To be done
What lines of the data hold the string "screenshot"? Pull each one out.
** Start Stored rows **
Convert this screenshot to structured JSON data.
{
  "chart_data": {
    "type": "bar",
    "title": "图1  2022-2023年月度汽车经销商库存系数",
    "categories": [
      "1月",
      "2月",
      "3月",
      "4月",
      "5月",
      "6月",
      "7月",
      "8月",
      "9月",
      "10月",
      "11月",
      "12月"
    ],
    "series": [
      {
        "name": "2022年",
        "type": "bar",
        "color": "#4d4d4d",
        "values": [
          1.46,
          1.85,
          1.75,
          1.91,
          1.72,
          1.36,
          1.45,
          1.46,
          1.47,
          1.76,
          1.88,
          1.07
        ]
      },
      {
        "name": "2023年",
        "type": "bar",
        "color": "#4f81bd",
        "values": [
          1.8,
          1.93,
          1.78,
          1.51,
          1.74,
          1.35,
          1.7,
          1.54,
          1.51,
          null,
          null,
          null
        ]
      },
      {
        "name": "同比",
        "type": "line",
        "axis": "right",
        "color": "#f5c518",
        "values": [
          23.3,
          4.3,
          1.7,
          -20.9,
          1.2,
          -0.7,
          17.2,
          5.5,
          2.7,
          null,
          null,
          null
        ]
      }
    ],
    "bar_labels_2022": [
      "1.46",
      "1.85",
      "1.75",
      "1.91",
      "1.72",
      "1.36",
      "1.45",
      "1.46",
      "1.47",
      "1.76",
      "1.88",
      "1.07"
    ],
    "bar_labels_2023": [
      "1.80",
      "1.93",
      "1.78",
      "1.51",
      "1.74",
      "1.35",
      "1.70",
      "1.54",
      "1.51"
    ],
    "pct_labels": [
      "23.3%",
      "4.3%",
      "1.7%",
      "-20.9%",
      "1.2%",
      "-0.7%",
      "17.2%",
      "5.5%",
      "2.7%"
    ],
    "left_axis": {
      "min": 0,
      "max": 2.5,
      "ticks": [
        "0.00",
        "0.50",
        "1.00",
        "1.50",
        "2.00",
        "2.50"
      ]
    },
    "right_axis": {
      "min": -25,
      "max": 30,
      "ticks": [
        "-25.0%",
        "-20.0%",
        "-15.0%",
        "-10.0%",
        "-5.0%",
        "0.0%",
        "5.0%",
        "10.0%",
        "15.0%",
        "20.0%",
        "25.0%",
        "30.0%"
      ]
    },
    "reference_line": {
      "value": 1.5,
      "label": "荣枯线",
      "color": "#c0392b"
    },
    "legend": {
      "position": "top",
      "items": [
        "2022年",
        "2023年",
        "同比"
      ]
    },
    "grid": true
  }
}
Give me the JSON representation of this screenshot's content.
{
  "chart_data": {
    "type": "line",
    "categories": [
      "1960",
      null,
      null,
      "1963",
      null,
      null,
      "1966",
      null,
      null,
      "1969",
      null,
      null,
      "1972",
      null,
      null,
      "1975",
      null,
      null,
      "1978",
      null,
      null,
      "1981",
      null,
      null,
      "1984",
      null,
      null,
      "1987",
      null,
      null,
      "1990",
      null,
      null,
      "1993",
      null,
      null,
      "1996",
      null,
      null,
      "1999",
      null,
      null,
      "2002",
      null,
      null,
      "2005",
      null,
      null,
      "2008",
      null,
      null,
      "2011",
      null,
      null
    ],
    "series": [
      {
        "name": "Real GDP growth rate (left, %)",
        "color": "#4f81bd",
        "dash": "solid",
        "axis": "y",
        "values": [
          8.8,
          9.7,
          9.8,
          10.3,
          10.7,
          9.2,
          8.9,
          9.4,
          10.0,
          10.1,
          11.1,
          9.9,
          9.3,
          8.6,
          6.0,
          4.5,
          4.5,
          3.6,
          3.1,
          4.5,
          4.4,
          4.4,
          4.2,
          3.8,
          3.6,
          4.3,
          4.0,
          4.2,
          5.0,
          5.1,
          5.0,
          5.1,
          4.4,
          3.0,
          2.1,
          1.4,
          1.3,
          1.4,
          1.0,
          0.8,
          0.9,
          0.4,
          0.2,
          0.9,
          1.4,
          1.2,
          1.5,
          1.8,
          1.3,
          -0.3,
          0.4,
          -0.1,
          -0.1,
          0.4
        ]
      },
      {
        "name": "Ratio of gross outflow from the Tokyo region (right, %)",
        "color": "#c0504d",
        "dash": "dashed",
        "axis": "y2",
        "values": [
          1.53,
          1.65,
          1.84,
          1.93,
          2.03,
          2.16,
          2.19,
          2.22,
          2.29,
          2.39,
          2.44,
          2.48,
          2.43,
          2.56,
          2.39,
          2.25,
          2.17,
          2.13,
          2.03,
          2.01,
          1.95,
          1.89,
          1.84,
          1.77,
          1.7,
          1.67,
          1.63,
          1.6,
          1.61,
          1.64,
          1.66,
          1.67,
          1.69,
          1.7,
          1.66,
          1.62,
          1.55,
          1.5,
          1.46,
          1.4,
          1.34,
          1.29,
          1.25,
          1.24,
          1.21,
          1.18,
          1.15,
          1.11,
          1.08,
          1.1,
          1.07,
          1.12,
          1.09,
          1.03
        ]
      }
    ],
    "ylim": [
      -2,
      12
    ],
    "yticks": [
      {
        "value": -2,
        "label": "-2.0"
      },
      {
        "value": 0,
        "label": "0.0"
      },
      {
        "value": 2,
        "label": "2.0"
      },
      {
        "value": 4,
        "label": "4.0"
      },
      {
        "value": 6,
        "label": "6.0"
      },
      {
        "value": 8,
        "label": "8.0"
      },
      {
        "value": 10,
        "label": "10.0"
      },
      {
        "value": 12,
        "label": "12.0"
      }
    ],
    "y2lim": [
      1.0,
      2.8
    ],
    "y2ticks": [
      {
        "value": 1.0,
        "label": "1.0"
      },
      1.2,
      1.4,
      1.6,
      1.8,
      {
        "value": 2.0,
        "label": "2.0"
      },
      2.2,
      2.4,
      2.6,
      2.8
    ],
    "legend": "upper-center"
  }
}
** End Stored rows **
Written answer
Convert this screenshot to structured JSON data.
Give me the JSON representation of this screenshot's content.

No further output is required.